• Written exercise: Repeat the material verbatim and drop the pictures.

Dataset rows:
----------

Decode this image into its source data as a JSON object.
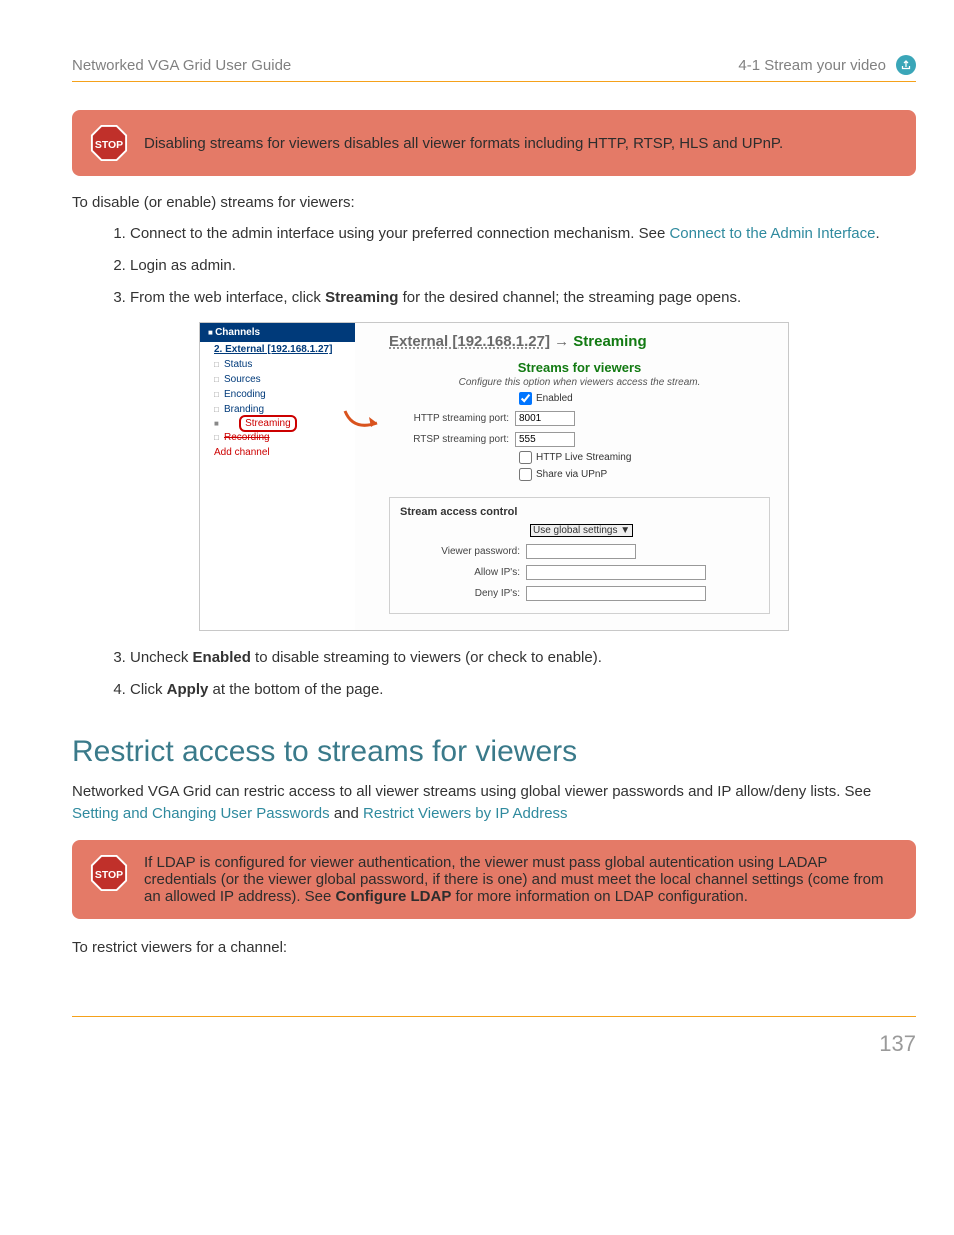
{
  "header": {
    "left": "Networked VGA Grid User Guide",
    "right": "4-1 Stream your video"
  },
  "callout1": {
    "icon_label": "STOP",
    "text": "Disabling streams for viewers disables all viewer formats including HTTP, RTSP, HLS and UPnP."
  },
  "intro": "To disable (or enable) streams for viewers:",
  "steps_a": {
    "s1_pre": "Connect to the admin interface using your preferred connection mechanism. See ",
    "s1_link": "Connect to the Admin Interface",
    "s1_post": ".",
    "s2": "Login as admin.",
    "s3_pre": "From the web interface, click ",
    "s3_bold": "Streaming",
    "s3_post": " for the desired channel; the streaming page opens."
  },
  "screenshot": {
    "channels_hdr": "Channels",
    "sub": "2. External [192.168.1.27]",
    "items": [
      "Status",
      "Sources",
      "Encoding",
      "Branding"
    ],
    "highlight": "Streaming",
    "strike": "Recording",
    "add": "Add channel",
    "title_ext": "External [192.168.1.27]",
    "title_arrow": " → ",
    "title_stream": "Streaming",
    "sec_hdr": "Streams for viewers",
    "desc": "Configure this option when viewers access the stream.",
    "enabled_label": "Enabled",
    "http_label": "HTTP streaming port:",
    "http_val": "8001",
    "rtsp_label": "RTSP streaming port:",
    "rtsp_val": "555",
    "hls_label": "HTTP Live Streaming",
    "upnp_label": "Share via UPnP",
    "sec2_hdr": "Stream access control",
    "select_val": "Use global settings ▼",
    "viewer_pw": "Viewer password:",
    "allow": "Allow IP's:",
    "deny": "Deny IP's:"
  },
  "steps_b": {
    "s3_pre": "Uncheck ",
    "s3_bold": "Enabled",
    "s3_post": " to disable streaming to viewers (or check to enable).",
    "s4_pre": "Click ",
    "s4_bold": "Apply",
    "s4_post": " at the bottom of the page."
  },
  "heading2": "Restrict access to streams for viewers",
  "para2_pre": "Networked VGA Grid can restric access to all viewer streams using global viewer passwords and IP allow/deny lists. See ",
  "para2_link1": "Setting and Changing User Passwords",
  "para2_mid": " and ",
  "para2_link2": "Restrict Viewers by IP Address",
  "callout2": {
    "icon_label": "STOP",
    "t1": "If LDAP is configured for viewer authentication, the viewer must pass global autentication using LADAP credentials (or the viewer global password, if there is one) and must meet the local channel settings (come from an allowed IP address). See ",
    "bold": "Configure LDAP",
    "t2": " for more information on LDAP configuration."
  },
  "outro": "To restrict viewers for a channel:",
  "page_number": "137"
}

----------

• Answer to the task:
Decode this image into its source data as a JSON object.
{
  "header": {
    "left": "Networked VGA Grid User Guide",
    "right": "4-1 Stream your video"
  },
  "callout1": {
    "icon_label": "STOP",
    "text": "Disabling streams for viewers disables all viewer formats including HTTP, RTSP, HLS and UPnP."
  },
  "intro": "To disable (or enable) streams for viewers:",
  "steps_a": {
    "s1_pre": "Connect to the admin interface using your preferred connection mechanism. See ",
    "s1_link": "Connect to the Admin Interface",
    "s1_post": ".",
    "s2": "Login as admin.",
    "s3_pre": "From the web interface, click ",
    "s3_bold": "Streaming",
    "s3_post": " for the desired channel; the streaming page opens."
  },
  "screenshot": {
    "channels_hdr": "Channels",
    "sub": "2. External [192.168.1.27]",
    "items": [
      "Status",
      "Sources",
      "Encoding",
      "Branding"
    ],
    "highlight": "Streaming",
    "strike": "Recording",
    "add": "Add channel",
    "title_ext": "External [192.168.1.27]",
    "title_arrow": " → ",
    "title_stream": "Streaming",
    "sec_hdr": "Streams for viewers",
    "desc": "Configure this option when viewers access the stream.",
    "enabled_label": "Enabled",
    "http_label": "HTTP streaming port:",
    "http_val": "8001",
    "rtsp_label": "RTSP streaming port:",
    "rtsp_val": "555",
    "hls_label": "HTTP Live Streaming",
    "upnp_label": "Share via UPnP",
    "sec2_hdr": "Stream access control",
    "select_val": "Use global settings ▼",
    "viewer_pw": "Viewer password:",
    "allow": "Allow IP's:",
    "deny": "Deny IP's:"
  },
  "steps_b": {
    "s3_pre": "Uncheck ",
    "s3_bold": "Enabled",
    "s3_post": " to disable streaming to viewers (or check to enable).",
    "s4_pre": "Click ",
    "s4_bold": "Apply",
    "s4_post": " at the bottom of the page."
  },
  "heading2": "Restrict access to streams for viewers",
  "para2_pre": "Networked VGA Grid can restric access to all viewer streams using global viewer passwords and IP allow/deny lists. See ",
  "para2_link1": "Setting and Changing User Passwords",
  "para2_mid": " and ",
  "para2_link2": "Restrict Viewers by IP Address",
  "callout2": {
    "icon_label": "STOP",
    "t1": "If LDAP is configured for viewer authentication, the viewer must pass global autentication using LADAP credentials (or the viewer global password, if there is one) and must meet the local channel settings (come from an allowed IP address). See ",
    "bold": "Configure LDAP",
    "t2": " for more information on LDAP configuration."
  },
  "outro": "To restrict viewers for a channel:",
  "page_number": "137"
}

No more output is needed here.